- **Task**:
Locate the string "particolare" in the listing below. Copy every line where it is found.

- **Supplied records**:
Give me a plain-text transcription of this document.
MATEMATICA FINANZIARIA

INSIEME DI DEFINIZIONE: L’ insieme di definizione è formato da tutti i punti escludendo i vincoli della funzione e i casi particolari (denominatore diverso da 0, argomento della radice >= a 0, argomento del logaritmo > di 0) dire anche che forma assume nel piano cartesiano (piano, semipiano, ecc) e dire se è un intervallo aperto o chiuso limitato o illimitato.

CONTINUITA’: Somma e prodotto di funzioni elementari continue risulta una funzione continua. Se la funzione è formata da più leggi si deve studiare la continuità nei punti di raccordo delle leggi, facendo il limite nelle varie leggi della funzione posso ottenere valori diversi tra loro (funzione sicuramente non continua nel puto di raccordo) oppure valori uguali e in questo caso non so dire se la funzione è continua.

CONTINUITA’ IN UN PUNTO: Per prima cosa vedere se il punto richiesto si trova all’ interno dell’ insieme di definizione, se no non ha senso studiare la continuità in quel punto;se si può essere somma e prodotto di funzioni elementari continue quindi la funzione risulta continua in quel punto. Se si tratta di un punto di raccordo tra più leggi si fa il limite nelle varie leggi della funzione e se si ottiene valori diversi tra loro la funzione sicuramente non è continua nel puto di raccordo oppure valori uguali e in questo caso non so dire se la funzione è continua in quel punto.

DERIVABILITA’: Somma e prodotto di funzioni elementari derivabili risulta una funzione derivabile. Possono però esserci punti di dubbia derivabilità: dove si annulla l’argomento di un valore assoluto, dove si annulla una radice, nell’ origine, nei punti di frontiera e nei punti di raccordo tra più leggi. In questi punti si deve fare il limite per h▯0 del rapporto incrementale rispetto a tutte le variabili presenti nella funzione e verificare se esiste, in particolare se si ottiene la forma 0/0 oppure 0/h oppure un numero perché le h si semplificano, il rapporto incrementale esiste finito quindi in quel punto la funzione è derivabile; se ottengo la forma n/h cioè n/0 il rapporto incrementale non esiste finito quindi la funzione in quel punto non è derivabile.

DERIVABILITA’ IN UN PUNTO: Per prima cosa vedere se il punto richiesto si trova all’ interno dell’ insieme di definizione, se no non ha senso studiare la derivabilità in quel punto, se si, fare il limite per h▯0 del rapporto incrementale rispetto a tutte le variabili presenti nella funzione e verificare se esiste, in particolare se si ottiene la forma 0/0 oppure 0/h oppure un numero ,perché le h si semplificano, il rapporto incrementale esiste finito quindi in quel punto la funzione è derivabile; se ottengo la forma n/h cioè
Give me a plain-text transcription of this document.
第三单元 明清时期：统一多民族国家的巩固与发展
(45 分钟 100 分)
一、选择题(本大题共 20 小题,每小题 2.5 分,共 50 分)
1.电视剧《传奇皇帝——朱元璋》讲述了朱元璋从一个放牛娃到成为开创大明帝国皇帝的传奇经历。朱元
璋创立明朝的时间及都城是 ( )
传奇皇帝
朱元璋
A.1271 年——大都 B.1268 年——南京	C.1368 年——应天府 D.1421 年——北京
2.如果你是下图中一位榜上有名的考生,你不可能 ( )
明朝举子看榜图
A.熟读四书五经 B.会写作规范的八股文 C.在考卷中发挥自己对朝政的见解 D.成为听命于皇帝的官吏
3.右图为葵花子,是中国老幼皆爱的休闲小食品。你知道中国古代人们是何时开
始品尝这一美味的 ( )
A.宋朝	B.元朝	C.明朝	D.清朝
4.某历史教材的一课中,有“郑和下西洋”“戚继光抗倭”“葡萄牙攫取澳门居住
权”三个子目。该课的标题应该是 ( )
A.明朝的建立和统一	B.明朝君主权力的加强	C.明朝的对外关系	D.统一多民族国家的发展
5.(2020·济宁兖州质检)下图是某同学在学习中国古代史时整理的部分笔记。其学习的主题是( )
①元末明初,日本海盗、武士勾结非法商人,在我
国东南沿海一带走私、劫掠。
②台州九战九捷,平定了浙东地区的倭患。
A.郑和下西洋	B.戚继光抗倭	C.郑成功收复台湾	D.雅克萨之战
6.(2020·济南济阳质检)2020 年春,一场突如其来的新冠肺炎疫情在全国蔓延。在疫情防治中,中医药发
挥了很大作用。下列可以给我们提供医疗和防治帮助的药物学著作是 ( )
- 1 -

- **Written answer**:
DERIVABILITA’: Somma e prodotto di funzioni elementari derivabili risulta una funzione derivabile. Possono però esserci punti di dubbia derivabilità: dove si annulla l’argomento di un valore assoluto, dove si annulla una radice, nell’ origine, nei punti di frontiera e nei punti di raccordo tra più leggi. In questi punti si deve fare il limite per h▯0 del rapporto incrementale rispetto a tutte le variabili presenti nella funzione e verificare se esiste, in particolare se si ottiene la forma 0/0 oppure 0/h oppure un numero perché le h si semplificano, il rapporto incrementale esiste finito quindi in quel punto la funzione è derivabile; se ottengo la forma n/h cioè n/0 il rapporto incrementale non esiste finito quindi la funzione in quel punto non è derivabile.
DERIVABILITA’ IN UN PUNTO: Per prima cosa vedere se il punto richiesto si trova all’ interno dell’ insieme di definizione, se no non ha senso studiare la derivabilità in quel punto, se si, fare il limite per h▯0 del rapporto incrementale rispetto a tutte le variabili presenti nella funzione e verificare se esiste, in particolare se si ottiene la forma 0/0 oppure 0/h oppure un numero ,perché le h si semplificano, il rapporto incrementale esiste finito quindi in quel punto la funzione è derivabile; se ottengo la forma n/h cioè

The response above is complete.